- _GIVEN DATA_
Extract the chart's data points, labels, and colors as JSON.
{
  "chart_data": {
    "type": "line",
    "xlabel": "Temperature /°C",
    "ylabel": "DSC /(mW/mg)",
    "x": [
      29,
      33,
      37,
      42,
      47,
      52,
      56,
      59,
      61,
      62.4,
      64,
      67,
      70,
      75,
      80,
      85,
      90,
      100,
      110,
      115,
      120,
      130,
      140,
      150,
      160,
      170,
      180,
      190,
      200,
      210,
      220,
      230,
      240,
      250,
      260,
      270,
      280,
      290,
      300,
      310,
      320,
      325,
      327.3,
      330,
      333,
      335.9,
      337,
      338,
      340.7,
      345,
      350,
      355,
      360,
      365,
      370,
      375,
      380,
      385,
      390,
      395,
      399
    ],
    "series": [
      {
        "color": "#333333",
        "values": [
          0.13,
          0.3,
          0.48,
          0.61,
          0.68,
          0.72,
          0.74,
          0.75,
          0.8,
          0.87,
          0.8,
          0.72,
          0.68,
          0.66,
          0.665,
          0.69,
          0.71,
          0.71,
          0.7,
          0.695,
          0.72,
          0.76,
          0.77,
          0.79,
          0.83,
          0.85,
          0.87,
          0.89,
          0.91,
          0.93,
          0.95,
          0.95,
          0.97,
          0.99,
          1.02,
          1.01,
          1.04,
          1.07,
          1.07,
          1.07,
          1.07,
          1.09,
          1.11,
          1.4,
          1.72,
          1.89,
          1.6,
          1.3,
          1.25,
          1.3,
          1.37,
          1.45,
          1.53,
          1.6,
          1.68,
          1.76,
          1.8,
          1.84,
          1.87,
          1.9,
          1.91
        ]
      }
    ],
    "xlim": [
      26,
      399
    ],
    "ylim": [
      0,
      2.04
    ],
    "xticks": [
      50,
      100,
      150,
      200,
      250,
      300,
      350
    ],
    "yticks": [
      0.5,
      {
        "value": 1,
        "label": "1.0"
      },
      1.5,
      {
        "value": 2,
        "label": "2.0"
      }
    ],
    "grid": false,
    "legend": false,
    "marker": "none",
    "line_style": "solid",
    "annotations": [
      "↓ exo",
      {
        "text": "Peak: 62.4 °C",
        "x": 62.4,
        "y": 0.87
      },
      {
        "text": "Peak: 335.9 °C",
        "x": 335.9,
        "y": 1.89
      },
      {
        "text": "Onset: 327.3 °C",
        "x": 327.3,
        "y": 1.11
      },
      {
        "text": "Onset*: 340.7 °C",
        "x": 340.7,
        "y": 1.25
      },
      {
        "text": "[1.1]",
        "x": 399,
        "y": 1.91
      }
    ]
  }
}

- _DIRECTIONS_
Using the listing above, reproduce each line without omission.

- _EXERCISE OUTPUT_
Extract the chart's data points, labels, and colors as JSON.
{
  "chart_data": {
    "type": "line",
    "xlabel": "Temperature /°C",
    "ylabel": "DSC /(mW/mg)",
    "x": [
      29,
      33,
      37,
      42,
      47,
      52,
      56,
      59,
      61,
      62.4,
      64,
      67,
      70,
      75,
      80,
      85,
      90,
      100,
      110,
      115,
      120,
      130,
      140,
      150,
      160,
      170,
      180,
      190,
      200,
      210,
      220,
      230,
      240,
      250,
      260,
      270,
      280,
      290,
      300,
      310,
      320,
      325,
      327.3,
      330,
      333,
      335.9,
      337,
      338,
      340.7,
      345,
      350,
      355,
      360,
      365,
      370,
      375,
      380,
      385,
      390,
      395,
      399
    ],
    "series": [
      {
        "color": "#333333",
        "values": [
          0.13,
          0.3,
          0.48,
          0.61,
          0.68,
          0.72,
          0.74,
          0.75,
          0.8,
          0.87,
          0.8,
          0.72,
          0.68,
          0.66,
          0.665,
          0.69,
          0.71,
          0.71,
          0.7,
          0.695,
          0.72,
          0.76,
          0.77,
          0.79,
          0.83,
          0.85,
          0.87,
          0.89,
          0.91,
          0.93,
          0.95,
          0.95,
          0.97,
          0.99,
          1.02,
          1.01,
          1.04,
          1.07,
          1.07,
          1.07,
          1.07,
          1.09,
          1.11,
          1.4,
          1.72,
          1.89,
          1.6,
          1.3,
          1.25,
          1.3,
          1.37,
          1.45,
          1.53,
          1.6,
          1.68,
          1.76,
          1.8,
          1.84,
          1.87,
          1.9,
          1.91
        ]
      }
    ],
    "xlim": [
      26,
      399
    ],
    "ylim": [
      0,
      2.04
    ],
    "xticks": [
      50,
      100,
      150,
      200,
      250,
      300,
      350
    ],
    "yticks": [
      0.5,
      {
        "value": 1,
        "label": "1.0"
      },
      1.5,
      {
        "value": 2,
        "label": "2.0"
      }
    ],
    "grid": false,
    "legend": false,
    "marker": "none",
    "line_style": "solid",
    "annotations": [
      "↓ exo",
      {
        "text": "Peak: 62.4 °C",
        "x": 62.4,
        "y": 0.87
      },
      {
        "text": "Peak: 335.9 °C",
        "x": 335.9,
        "y": 1.89
      },
      {
        "text": "Onset: 327.3 °C",
        "x": 327.3,
        "y": 1.11
      },
      {
        "text": "Onset*: 340.7 °C",
        "x": 340.7,
        "y": 1.25
      },
      {
        "text": "[1.1]",
        "x": 399,
        "y": 1.91
      }
    ]
  }
}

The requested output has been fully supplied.